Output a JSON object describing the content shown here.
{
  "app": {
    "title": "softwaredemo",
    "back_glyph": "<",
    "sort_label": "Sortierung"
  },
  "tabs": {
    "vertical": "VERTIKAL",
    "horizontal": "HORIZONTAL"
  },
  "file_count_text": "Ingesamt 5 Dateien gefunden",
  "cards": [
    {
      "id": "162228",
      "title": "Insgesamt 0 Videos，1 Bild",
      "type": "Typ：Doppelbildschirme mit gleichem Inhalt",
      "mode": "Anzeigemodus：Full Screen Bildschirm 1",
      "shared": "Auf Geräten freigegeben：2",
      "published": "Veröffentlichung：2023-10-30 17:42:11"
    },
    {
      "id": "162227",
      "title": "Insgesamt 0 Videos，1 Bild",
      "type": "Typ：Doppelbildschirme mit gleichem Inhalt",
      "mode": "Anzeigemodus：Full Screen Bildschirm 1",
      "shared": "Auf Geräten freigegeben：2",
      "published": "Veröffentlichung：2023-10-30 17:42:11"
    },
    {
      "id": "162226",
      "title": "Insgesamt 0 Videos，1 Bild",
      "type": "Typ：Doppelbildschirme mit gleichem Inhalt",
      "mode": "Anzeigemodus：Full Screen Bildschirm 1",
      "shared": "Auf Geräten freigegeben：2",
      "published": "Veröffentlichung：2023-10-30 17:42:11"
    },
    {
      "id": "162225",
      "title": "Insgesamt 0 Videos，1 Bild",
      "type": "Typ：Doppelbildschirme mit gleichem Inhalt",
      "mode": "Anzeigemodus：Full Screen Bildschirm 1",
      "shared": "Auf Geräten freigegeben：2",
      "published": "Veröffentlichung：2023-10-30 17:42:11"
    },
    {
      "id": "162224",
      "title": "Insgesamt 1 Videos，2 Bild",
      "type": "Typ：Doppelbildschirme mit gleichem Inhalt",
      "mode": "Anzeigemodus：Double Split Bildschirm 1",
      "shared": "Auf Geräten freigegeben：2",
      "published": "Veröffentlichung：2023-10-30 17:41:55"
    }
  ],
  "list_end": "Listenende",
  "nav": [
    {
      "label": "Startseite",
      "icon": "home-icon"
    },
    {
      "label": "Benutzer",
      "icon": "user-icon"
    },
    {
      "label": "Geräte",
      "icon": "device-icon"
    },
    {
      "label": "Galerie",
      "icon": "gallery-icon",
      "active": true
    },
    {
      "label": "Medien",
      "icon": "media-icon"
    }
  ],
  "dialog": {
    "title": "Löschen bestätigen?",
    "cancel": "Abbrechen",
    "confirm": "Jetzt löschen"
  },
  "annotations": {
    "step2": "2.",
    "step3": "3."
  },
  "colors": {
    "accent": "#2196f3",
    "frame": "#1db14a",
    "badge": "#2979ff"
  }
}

···

To be done -
Restate the listing above word for word.

Exercise result -
Output a JSON object describing the content shown here.
{
  "app": {
    "title": "softwaredemo",
    "back_glyph": "<",
    "sort_label": "Sortierung"
  },
  "tabs": {
    "vertical": "VERTIKAL",
    "horizontal": "HORIZONTAL"
  },
  "file_count_text": "Ingesamt 5 Dateien gefunden",
  "cards": [
    {
      "id": "162228",
      "title": "Insgesamt 0 Videos，1 Bild",
      "type": "Typ：Doppelbildschirme mit gleichem Inhalt",
      "mode": "Anzeigemodus：Full Screen Bildschirm 1",
      "shared": "Auf Geräten freigegeben：2",
      "published": "Veröffentlichung：2023-10-30 17:42:11"
    },
    {
      "id": "162227",
      "title": "Insgesamt 0 Videos，1 Bild",
      "type": "Typ：Doppelbildschirme mit gleichem Inhalt",
      "mode": "Anzeigemodus：Full Screen Bildschirm 1",
      "shared": "Auf Geräten freigegeben：2",
      "published": "Veröffentlichung：2023-10-30 17:42:11"
    },
    {
      "id": "162226",
      "title": "Insgesamt 0 Videos，1 Bild",
      "type": "Typ：Doppelbildschirme mit gleichem Inhalt",
      "mode": "Anzeigemodus：Full Screen Bildschirm 1",
      "shared": "Auf Geräten freigegeben：2",
      "published": "Veröffentlichung：2023-10-30 17:42:11"
    },
    {
      "id": "162225",
      "title": "Insgesamt 0 Videos，1 Bild",
      "type": "Typ：Doppelbildschirme mit gleichem Inhalt",
      "mode": "Anzeigemodus：Full Screen Bildschirm 1",
      "shared": "Auf Geräten freigegeben：2",
      "published": "Veröffentlichung：2023-10-30 17:42:11"
    },
    {
      "id": "162224",
      "title": "Insgesamt 1 Videos，2 Bild",
      "type": "Typ：Doppelbildschirme mit gleichem Inhalt",
      "mode": "Anzeigemodus：Double Split Bildschirm 1",
      "shared": "Auf Geräten freigegeben：2",
      "published": "Veröffentlichung：2023-10-30 17:41:55"
    }
  ],
  "list_end": "Listenende",
  "nav": [
    {
      "label": "Startseite",
      "icon": "home-icon"
    },
    {
      "label": "Benutzer",
      "icon": "user-icon"
    },
    {
      "label": "Geräte",
      "icon": "device-icon"
    },
    {
      "label": "Galerie",
      "icon": "gallery-icon",
      "active": true
    },
    {
      "label": "Medien",
      "icon": "media-icon"
    }
  ],
  "dialog": {
    "title": "Löschen bestätigen?",
    "cancel": "Abbrechen",
    "confirm": "Jetzt löschen"
  },
  "annotations": {
    "step2": "2.",
    "step3": "3."
  },
  "colors": {
    "accent": "#2196f3",
    "frame": "#1db14a",
    "badge": "#2979ff"
  }
}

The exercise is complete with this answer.